- **Your goal**
Print the entries verbatim, leaving out the images they contain.

(Stored entries)
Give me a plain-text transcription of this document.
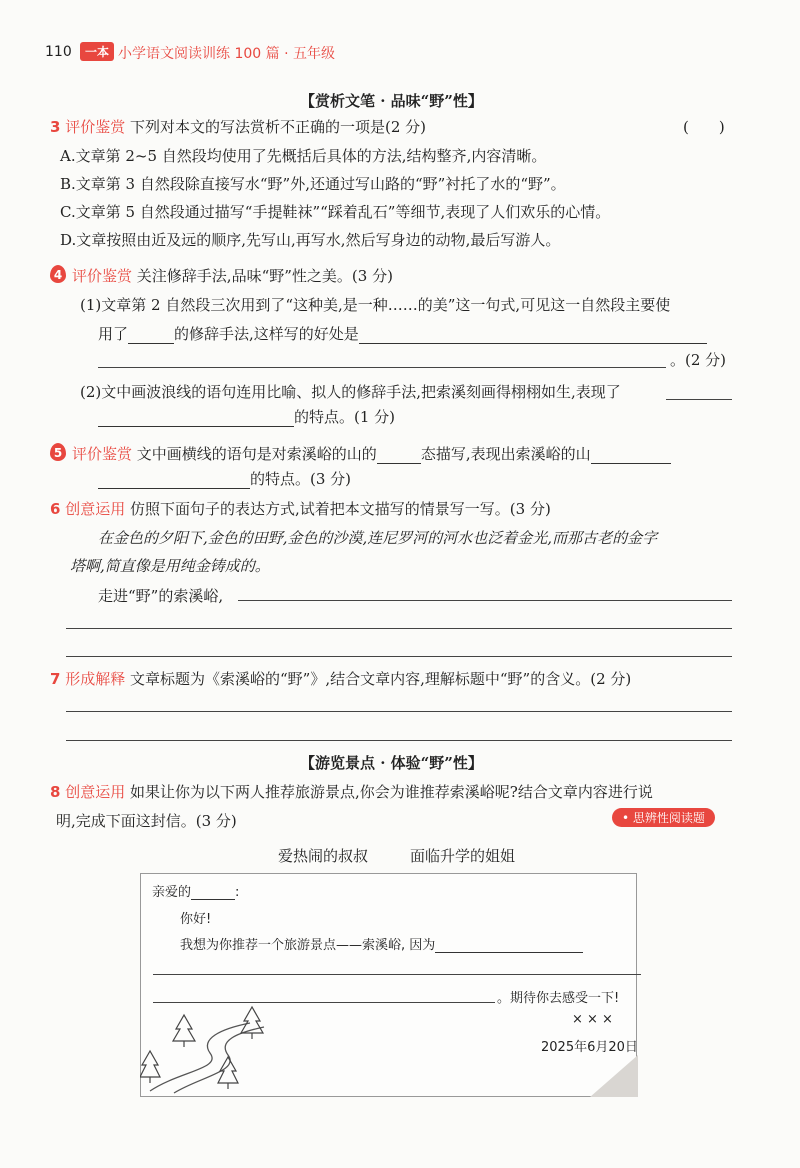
110	一本 小学语文阅读训练 100 篇 · 五年级
【赏析文笔 · 品味“野”性】
3 评价鉴赏 下列对本文的写法赏析不正确的一项是(2 分)	(　　)
A.文章第 2~5 自然段均使用了先概括后具体的方法,结构整齐,内容清晰。
B.文章第 3 自然段除直接写水“野”外,还通过写山路的“野”衬托了水的“野”。
C.文章第 5 自然段通过描写“手提鞋袜”“踩着乱石”等细节,表现了人们欢乐的心情。
D.文章按照由近及远的顺序,先写山,再写水,然后写身边的动物,最后写游人。
4 评价鉴赏 关注修辞手法,品味“野”性之美。(3 分)
(1)文章第 2 自然段三次用到了“这种美,是一种……的美”这一句式,可见这一自然段主要使
用了	的修辞手法,这样写的好处是
。(2 分)
(2)文中画波浪线的语句连用比喻、拟人的修辞手法,把索溪刻画得栩栩如生,表现了
的特点。(1 分)
5 评价鉴赏 文中画横线的语句是对索溪峪的山的	态描写,表现出索溪峪的山
的特点。(3 分)
6 创意运用 仿照下面句子的表达方式,试着把本文描写的情景写一写。(3 分)
在金色的夕阳下,金色的田野,金色的沙漠,连尼罗河的河水也泛着金光,而那古老的金字
塔啊,简直像是用纯金铸成的。
走进“野”的索溪峪,
7 形成解释 文章标题为《索溪峪的“野”》,结合文章内容,理解标题中“野”的含义。(2 分)
【游览景点 · 体验“野”性】
8 创意运用 如果让你为以下两人推荐旅游景点,你会为谁推荐索溪峪呢?结合文章内容进行说
明,完成下面这封信。(3 分)	• 思辨性阅读题
爱热闹的叔叔	面临升学的姐姐
亲爱的	:
你好!
我想为你推荐一个旅游景点——索溪峪, 因为
。期待你去感受一下!
× × ×
2025年6月20日
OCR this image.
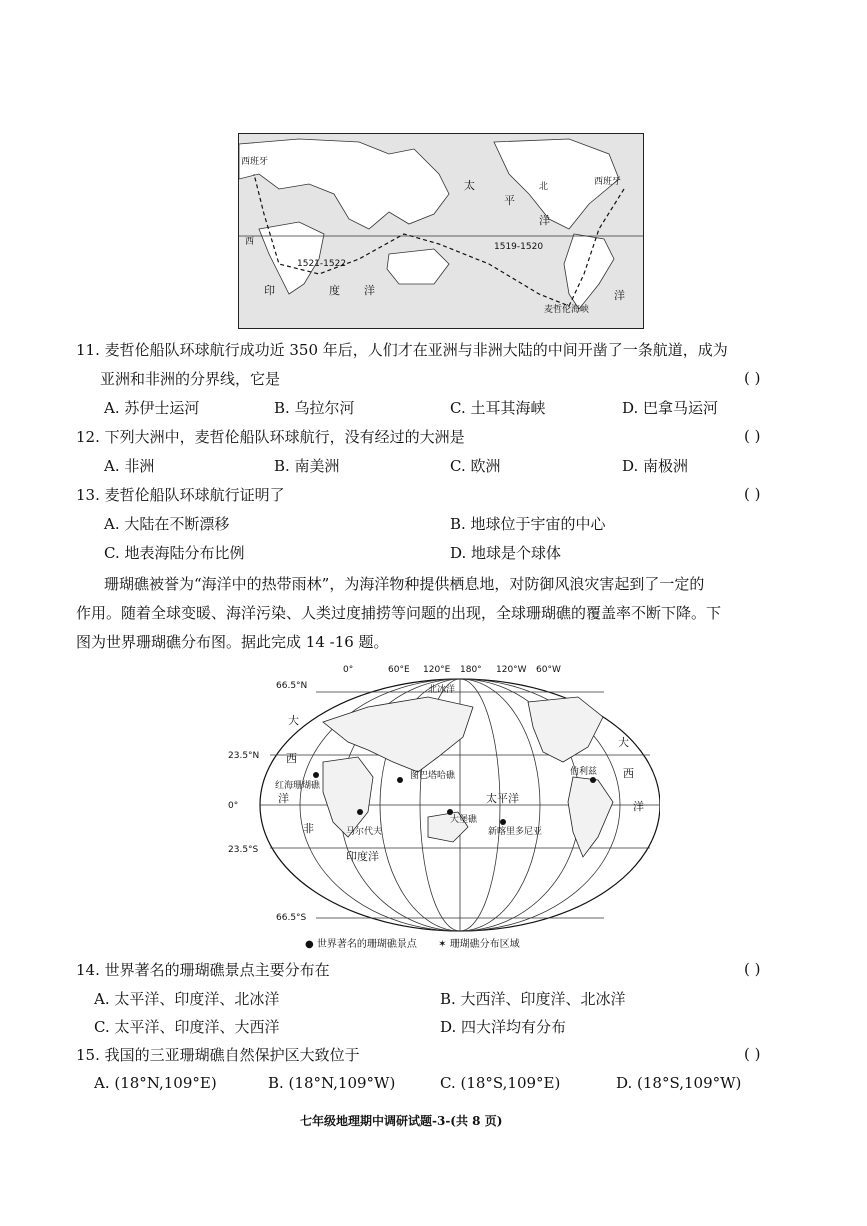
西班牙
西
1521-1522
印	度 洋
太
平
洋
北	西班牙
1519-1520
麦哲伦海峡
洋
11. 麦哲伦船队环球航行成功近 350 年后，人们才在亚洲与非洲大陆的中间开凿了一条航道，成为
亚洲和非洲的分界线，它是	( )
A. 苏伊士运河	B. 乌拉尔河	C. 土耳其海峡	D. 巴拿马运河
12. 下列大洲中，麦哲伦船队环球航行，没有经过的大洲是	( )
A. 非洲	B. 南美洲	C. 欧洲	D. 南极洲
13. 麦哲伦船队环球航行证明了	( )
A. 大陆在不断漂移	B. 地球位于宇宙的中心
C. 地表海陆分布比例	D. 地球是个球体
珊瑚礁被誉为“海洋中的热带雨林”，为海洋物种提供栖息地，对防御风浪灾害起到了一定的
作用。随着全球变暖、海洋污染、人类过度捕捞等问题的出现，全球珊瑚礁的覆盖率不断下降。下
图为世界珊瑚礁分布图。据此完成 14 -16 题。
0°	60°E 120°E 180° 120°W 60°W
66.5°N
23.5°N
0°
23.5°S
66.5°S
北冰洋
太平洋
印度洋
大
西
洋
大
西
洋
非
红海珊瑚礁
马尔代夫
图巴塔哈礁
大堡礁
新喀里多尼亚
伯利兹
● 世界著名的珊瑚礁景点 ✶ 珊瑚礁分布区域
14. 世界著名的珊瑚礁景点主要分布在	( )
A. 太平洋、印度洋、北冰洋	B. 大西洋、印度洋、北冰洋
C. 太平洋、印度洋、大西洋	D. 四大洋均有分布
15. 我国的三亚珊瑚礁自然保护区大致位于	( )
A. (18°N,109°E)	B. (18°N,109°W)	C. (18°S,109°E)	D. (18°S,109°W)
七年级地理期中调研试题-3-(共 8 页)
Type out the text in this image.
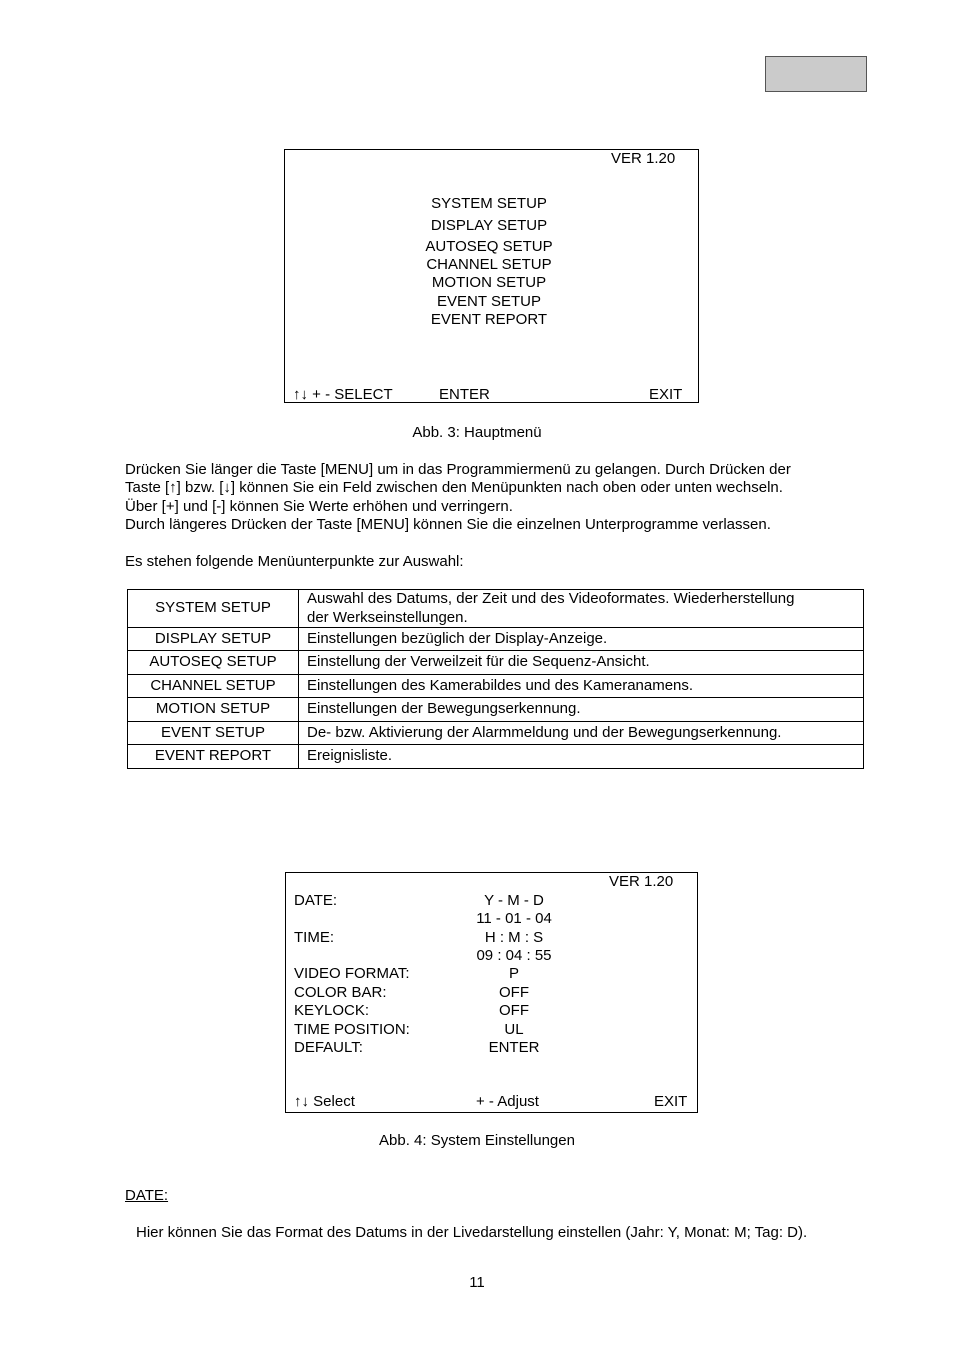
VER 1.20
SYSTEM SETUP
DISPLAY SETUP
AUTOSEQ SETUP
CHANNEL SETUP
MOTION SETUP
EVENT SETUP
EVENT REPORT
↑↓ + - SELECT	ENTER	EXIT
Abb. 3: Hauptmenü
Drücken Sie länger die Taste [MENU] um in das Programmiermenü zu gelangen. Durch Drücken der
Taste [↑] bzw. [↓] können Sie ein Feld zwischen den Menüpunkten nach oben oder unten wechseln.
Über [+] und [-] können Sie Werte erhöhen und verringern.
Durch längeres Drücken der Taste [MENU] können Sie die einzelnen Unterprogramme verlassen.
Es stehen folgende Menüunterpunkte zur Auswahl:
SYSTEM SETUP	Auswahl des Datums, der Zeit und des Videoformates. Wiederherstellung
der Werkseinstellungen.

DISPLAY SETUP	Einstellungen bezüglich der Display-Anzeige.
AUTOSEQ SETUP	Einstellung der Verweilzeit für die Sequenz-Ansicht.
CHANNEL SETUP	Einstellungen des Kamerabildes und des Kameranamens.
MOTION SETUP	Einstellungen der Bewegungserkennung.
EVENT SETUP	De- bzw. Aktivierung der Alarmmeldung und der Bewegungserkennung.
EVENT REPORT	Ereignisliste.
VER 1.20
DATE:	Y - M - D
11 - 01 - 04
TIME:	H : M : S
09 : 04 : 55
VIDEO FORMAT:	P
COLOR BAR:	OFF
KEYLOCK:	OFF
TIME POSITION:	UL
DEFAULT:	ENTER
↑↓ Select	+ - Adjust	EXIT
Abb. 4: System Einstellungen
DATE:
Hier können Sie das Format des Datums in der Livedarstellung einstellen (Jahr: Y, Monat: M; Tag: D).
11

- **Output for this task**
Give me a plain-text transcription of this document.
110	一本 小学语文阅读训练 100 篇 · 五年级
【赏析文笔 · 品味“野”性】
3 评价鉴赏 下列对本文的写法赏析不正确的一项是(2 分)	(　　)
A.文章第 2~5 自然段均使用了先概括后具体的方法,结构整齐,内容清晰。
B.文章第 3 自然段除直接写水“野”外,还通过写山路的“野”衬托了水的“野”。
C.文章第 5 自然段通过描写“手提鞋袜”“踩着乱石”等细节,表现了人们欢乐的心情。
D.文章按照由近及远的顺序,先写山,再写水,然后写身边的动物,最后写游人。
4 评价鉴赏 关注修辞手法,品味“野”性之美。(3 分)
(1)文章第 2 自然段三次用到了“这种美,是一种……的美”这一句式,可见这一自然段主要使
用了	的修辞手法,这样写的好处是
。(2 分)
(2)文中画波浪线的语句连用比喻、拟人的修辞手法,把索溪刻画得栩栩如生,表现了
的特点。(1 分)
5 评价鉴赏 文中画横线的语句是对索溪峪的山的	态描写,表现出索溪峪的山
的特点。(3 分)
6 创意运用 仿照下面句子的表达方式,试着把本文描写的情景写一写。(3 分)
在金色的夕阳下,金色的田野,金色的沙漠,连尼罗河的河水也泛着金光,而那古老的金字
塔啊,简直像是用纯金铸成的。
走进“野”的索溪峪,
7 形成解释 文章标题为《索溪峪的“野”》,结合文章内容,理解标题中“野”的含义。(2 分)
【游览景点 · 体验“野”性】
8 创意运用 如果让你为以下两人推荐旅游景点,你会为谁推荐索溪峪呢?结合文章内容进行说
明,完成下面这封信。(3 分)	• 思辨性阅读题
爱热闹的叔叔	面临升学的姐姐
亲爱的	:
你好!
我想为你推荐一个旅游景点——索溪峪, 因为
。期待你去感受一下!
× × ×
2025年6月20日
OCR this image.
西班牙
西
1521-1522
印	度 洋
太
平
洋
北	西班牙
1519-1520
麦哲伦海峡
洋
11. 麦哲伦船队环球航行成功近 350 年后，人们才在亚洲与非洲大陆的中间开凿了一条航道，成为
亚洲和非洲的分界线，它是	( )
A. 苏伊士运河	B. 乌拉尔河	C. 土耳其海峡	D. 巴拿马运河
12. 下列大洲中，麦哲伦船队环球航行，没有经过的大洲是	( )
A. 非洲	B. 南美洲	C. 欧洲	D. 南极洲
13. 麦哲伦船队环球航行证明了	( )
A. 大陆在不断漂移	B. 地球位于宇宙的中心
C. 地表海陆分布比例	D. 地球是个球体
珊瑚礁被誉为“海洋中的热带雨林”，为海洋物种提供栖息地，对防御风浪灾害起到了一定的
作用。随着全球变暖、海洋污染、人类过度捕捞等问题的出现，全球珊瑚礁的覆盖率不断下降。下
图为世界珊瑚礁分布图。据此完成 14 -16 题。
0°	60°E 120°E 180° 120°W 60°W
66.5°N
23.5°N
0°
23.5°S
66.5°S
北冰洋
太平洋
印度洋
大
西
洋
大
西
洋
非
红海珊瑚礁
马尔代夫
图巴塔哈礁
大堡礁
新喀里多尼亚
伯利兹
● 世界著名的珊瑚礁景点 ✶ 珊瑚礁分布区域
14. 世界著名的珊瑚礁景点主要分布在	( )
A. 太平洋、印度洋、北冰洋	B. 大西洋、印度洋、北冰洋
C. 太平洋、印度洋、大西洋	D. 四大洋均有分布
15. 我国的三亚珊瑚礁自然保护区大致位于	( )
A. (18°N,109°E)	B. (18°N,109°W)	C. (18°S,109°E)	D. (18°S,109°W)
七年级地理期中调研试题-3-(共 8 页)
Type out the text in this image.
VER 1.20
SYSTEM SETUP
DISPLAY SETUP
AUTOSEQ SETUP
CHANNEL SETUP
MOTION SETUP
EVENT SETUP
EVENT REPORT
↑↓ + - SELECT	ENTER	EXIT
Abb. 3: Hauptmenü
Drücken Sie länger die Taste [MENU] um in das Programmiermenü zu gelangen. Durch Drücken der
Taste [↑] bzw. [↓] können Sie ein Feld zwischen den Menüpunkten nach oben oder unten wechseln.
Über [+] und [-] können Sie Werte erhöhen und verringern.
Durch längeres Drücken der Taste [MENU] können Sie die einzelnen Unterprogramme verlassen.
Es stehen folgende Menüunterpunkte zur Auswahl:
SYSTEM SETUP	Auswahl des Datums, der Zeit und des Videoformates. Wiederherstellung
der Werkseinstellungen.

DISPLAY SETUP	Einstellungen bezüglich der Display-Anzeige.
AUTOSEQ SETUP	Einstellung der Verweilzeit für die Sequenz-Ansicht.
CHANNEL SETUP	Einstellungen des Kamerabildes und des Kameranamens.
MOTION SETUP	Einstellungen der Bewegungserkennung.
EVENT SETUP	De- bzw. Aktivierung der Alarmmeldung und der Bewegungserkennung.
EVENT REPORT	Ereignisliste.
VER 1.20
DATE:	Y - M - D
11 - 01 - 04
TIME:	H : M : S
09 : 04 : 55
VIDEO FORMAT:	P
COLOR BAR:	OFF
KEYLOCK:	OFF
TIME POSITION:	UL
DEFAULT:	ENTER
↑↓ Select	+ - Adjust	EXIT
Abb. 4: System Einstellungen
DATE:
Hier können Sie das Format des Datums in der Livedarstellung einstellen (Jahr: Y, Monat: M; Tag: D).
11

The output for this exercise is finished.